= EXERCISE INSTRUCTIONS =
Set down all of the data exactly as it appears.

= DATA =
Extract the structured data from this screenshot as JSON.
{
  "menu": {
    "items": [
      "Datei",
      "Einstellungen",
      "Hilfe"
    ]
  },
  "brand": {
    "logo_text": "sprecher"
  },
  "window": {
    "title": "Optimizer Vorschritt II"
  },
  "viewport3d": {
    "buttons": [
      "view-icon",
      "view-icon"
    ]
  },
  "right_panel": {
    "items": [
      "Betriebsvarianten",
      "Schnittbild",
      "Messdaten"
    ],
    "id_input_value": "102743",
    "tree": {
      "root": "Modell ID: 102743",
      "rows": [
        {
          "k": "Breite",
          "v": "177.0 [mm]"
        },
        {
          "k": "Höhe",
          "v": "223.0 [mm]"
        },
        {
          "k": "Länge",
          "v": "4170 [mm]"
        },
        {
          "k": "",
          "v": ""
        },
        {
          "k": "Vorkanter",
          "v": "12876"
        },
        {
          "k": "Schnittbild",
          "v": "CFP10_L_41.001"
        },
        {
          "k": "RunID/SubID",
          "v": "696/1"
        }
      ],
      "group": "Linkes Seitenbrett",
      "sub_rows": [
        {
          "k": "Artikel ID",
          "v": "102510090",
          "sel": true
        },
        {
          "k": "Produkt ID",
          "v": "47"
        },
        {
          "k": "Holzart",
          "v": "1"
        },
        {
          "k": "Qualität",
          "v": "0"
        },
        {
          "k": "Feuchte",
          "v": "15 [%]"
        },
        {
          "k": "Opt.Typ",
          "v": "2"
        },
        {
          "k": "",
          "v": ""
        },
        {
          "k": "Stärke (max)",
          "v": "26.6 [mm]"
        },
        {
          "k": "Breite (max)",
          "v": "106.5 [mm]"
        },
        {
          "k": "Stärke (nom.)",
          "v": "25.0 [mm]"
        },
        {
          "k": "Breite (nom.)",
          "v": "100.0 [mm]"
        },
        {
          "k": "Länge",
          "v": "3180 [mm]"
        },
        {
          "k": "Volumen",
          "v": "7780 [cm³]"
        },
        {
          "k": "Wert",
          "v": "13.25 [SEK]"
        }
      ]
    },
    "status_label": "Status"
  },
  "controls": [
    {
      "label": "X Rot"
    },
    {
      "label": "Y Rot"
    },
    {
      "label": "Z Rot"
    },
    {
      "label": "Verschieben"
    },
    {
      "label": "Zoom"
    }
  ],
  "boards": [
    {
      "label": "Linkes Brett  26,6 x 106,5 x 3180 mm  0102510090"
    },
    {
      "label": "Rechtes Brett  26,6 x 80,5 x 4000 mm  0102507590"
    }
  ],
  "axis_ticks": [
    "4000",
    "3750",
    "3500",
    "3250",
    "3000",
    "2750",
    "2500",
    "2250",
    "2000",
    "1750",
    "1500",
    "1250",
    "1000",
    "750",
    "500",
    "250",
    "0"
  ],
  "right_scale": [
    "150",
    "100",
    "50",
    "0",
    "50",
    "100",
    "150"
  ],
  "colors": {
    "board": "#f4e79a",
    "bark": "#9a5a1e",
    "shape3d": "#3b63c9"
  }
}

= RESULT FOR THIS TASK =
Extract the structured data from this screenshot as JSON.
{
  "menu": {
    "items": [
      "Datei",
      "Einstellungen",
      "Hilfe"
    ]
  },
  "brand": {
    "logo_text": "sprecher"
  },
  "window": {
    "title": "Optimizer Vorschritt II"
  },
  "viewport3d": {
    "buttons": [
      "view-icon",
      "view-icon"
    ]
  },
  "right_panel": {
    "items": [
      "Betriebsvarianten",
      "Schnittbild",
      "Messdaten"
    ],
    "id_input_value": "102743",
    "tree": {
      "root": "Modell ID: 102743",
      "rows": [
        {
          "k": "Breite",
          "v": "177.0 [mm]"
        },
        {
          "k": "Höhe",
          "v": "223.0 [mm]"
        },
        {
          "k": "Länge",
          "v": "4170 [mm]"
        },
        {
          "k": "",
          "v": ""
        },
        {
          "k": "Vorkanter",
          "v": "12876"
        },
        {
          "k": "Schnittbild",
          "v": "CFP10_L_41.001"
        },
        {
          "k": "RunID/SubID",
          "v": "696/1"
        }
      ],
      "group": "Linkes Seitenbrett",
      "sub_rows": [
        {
          "k": "Artikel ID",
          "v": "102510090",
          "sel": true
        },
        {
          "k": "Produkt ID",
          "v": "47"
        },
        {
          "k": "Holzart",
          "v": "1"
        },
        {
          "k": "Qualität",
          "v": "0"
        },
        {
          "k": "Feuchte",
          "v": "15 [%]"
        },
        {
          "k": "Opt.Typ",
          "v": "2"
        },
        {
          "k": "",
          "v": ""
        },
        {
          "k": "Stärke (max)",
          "v": "26.6 [mm]"
        },
        {
          "k": "Breite (max)",
          "v": "106.5 [mm]"
        },
        {
          "k": "Stärke (nom.)",
          "v": "25.0 [mm]"
        },
        {
          "k": "Breite (nom.)",
          "v": "100.0 [mm]"
        },
        {
          "k": "Länge",
          "v": "3180 [mm]"
        },
        {
          "k": "Volumen",
          "v": "7780 [cm³]"
        },
        {
          "k": "Wert",
          "v": "13.25 [SEK]"
        }
      ]
    },
    "status_label": "Status"
  },
  "controls": [
    {
      "label": "X Rot"
    },
    {
      "label": "Y Rot"
    },
    {
      "label": "Z Rot"
    },
    {
      "label": "Verschieben"
    },
    {
      "label": "Zoom"
    }
  ],
  "boards": [
    {
      "label": "Linkes Brett  26,6 x 106,5 x 3180 mm  0102510090"
    },
    {
      "label": "Rechtes Brett  26,6 x 80,5 x 4000 mm  0102507590"
    }
  ],
  "axis_ticks": [
    "4000",
    "3750",
    "3500",
    "3250",
    "3000",
    "2750",
    "2500",
    "2250",
    "2000",
    "1750",
    "1500",
    "1250",
    "1000",
    "750",
    "500",
    "250",
    "0"
  ],
  "right_scale": [
    "150",
    "100",
    "50",
    "0",
    "50",
    "100",
    "150"
  ],
  "colors": {
    "board": "#f4e79a",
    "bark": "#9a5a1e",
    "shape3d": "#3b63c9"
  }
}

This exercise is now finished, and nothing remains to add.